━━━━━ Extracted entries ━━━━━

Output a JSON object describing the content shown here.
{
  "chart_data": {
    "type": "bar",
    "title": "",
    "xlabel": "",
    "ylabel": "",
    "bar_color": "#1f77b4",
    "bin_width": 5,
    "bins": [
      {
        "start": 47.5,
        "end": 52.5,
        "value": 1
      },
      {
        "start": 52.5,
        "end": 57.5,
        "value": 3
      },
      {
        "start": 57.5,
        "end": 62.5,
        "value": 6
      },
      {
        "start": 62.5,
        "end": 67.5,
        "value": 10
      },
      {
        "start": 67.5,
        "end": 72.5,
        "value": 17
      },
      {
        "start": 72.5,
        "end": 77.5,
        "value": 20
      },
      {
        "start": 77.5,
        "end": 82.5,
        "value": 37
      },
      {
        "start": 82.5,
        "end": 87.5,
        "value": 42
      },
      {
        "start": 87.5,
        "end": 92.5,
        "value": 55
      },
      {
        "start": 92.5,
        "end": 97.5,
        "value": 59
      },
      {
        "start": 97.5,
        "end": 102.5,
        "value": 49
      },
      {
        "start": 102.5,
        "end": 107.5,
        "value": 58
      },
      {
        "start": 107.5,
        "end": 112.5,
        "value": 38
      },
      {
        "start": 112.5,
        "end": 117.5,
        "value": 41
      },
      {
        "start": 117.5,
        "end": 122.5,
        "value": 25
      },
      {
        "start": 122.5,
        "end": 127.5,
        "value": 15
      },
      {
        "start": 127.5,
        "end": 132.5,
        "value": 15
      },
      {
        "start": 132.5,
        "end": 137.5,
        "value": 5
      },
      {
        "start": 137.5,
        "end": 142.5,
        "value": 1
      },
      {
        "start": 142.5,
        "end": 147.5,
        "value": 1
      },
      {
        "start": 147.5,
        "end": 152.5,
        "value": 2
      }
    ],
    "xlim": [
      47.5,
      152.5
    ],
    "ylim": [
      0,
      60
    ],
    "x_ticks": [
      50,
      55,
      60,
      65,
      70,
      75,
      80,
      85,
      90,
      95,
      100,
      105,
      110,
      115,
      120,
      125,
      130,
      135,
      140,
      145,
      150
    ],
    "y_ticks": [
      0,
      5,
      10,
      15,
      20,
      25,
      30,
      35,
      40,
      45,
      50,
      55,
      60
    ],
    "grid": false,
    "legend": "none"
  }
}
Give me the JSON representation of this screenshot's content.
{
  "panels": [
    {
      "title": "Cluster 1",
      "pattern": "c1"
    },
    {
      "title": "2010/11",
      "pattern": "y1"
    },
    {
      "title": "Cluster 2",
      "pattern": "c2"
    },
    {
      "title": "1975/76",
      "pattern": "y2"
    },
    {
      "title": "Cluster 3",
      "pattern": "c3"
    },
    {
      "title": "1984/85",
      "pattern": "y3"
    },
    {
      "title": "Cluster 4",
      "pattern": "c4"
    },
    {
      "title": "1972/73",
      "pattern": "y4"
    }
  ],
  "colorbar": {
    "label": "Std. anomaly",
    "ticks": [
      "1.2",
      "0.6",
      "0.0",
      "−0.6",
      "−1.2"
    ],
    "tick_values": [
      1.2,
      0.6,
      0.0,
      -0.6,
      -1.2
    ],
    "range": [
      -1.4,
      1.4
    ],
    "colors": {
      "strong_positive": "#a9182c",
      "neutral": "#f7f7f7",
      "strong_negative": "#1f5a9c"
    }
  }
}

━━━━━

**Task prompt**. From the records given above, copy all lines containing "Cluster".

**Task result**.
      "title": "Cluster 1",
      "title": "Cluster 2",
      "title": "Cluster 3",
      "title": "Cluster 4",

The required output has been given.